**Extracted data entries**
▶
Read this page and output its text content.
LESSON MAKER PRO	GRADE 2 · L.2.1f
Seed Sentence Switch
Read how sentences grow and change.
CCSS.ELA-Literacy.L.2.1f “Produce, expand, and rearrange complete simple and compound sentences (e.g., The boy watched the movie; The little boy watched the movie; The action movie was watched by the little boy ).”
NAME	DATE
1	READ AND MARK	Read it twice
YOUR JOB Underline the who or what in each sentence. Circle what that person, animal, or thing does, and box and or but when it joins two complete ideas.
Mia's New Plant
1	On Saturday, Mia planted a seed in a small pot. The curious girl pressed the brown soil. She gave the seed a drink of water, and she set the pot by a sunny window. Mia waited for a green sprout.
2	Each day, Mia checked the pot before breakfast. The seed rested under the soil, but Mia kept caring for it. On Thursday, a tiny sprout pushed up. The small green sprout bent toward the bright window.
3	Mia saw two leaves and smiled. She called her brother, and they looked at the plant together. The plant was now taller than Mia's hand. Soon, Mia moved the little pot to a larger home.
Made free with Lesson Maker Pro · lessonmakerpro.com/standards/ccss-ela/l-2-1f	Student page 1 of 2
◀
Each record above must be given again exactly.

**Full output**
Read this page and output its text content.
LESSON MAKER PRO	GRADE 2 · L.2.1f
Seed Sentence Switch
Read how sentences grow and change.
CCSS.ELA-Literacy.L.2.1f “Produce, expand, and rearrange complete simple and compound sentences (e.g., The boy watched the movie; The little boy watched the movie; The action movie was watched by the little boy ).”
NAME	DATE
1	READ AND MARK	Read it twice
YOUR JOB Underline the who or what in each sentence. Circle what that person, animal, or thing does, and box and or but when it joins two complete ideas.
Mia's New Plant
1	On Saturday, Mia planted a seed in a small pot. The curious girl pressed the brown soil. She gave the seed a drink of water, and she set the pot by a sunny window. Mia waited for a green sprout.
2	Each day, Mia checked the pot before breakfast. The seed rested under the soil, but Mia kept caring for it. On Thursday, a tiny sprout pushed up. The small green sprout bent toward the bright window.
3	Mia saw two leaves and smiled. She called her brother, and they looked at the plant together. The plant was now taller than Mia's hand. Soon, Mia moved the little pot to a larger home.
Made free with Lesson Maker Pro · lessonmakerpro.com/standards/ccss-ela/l-2-1f	Student page 1 of 2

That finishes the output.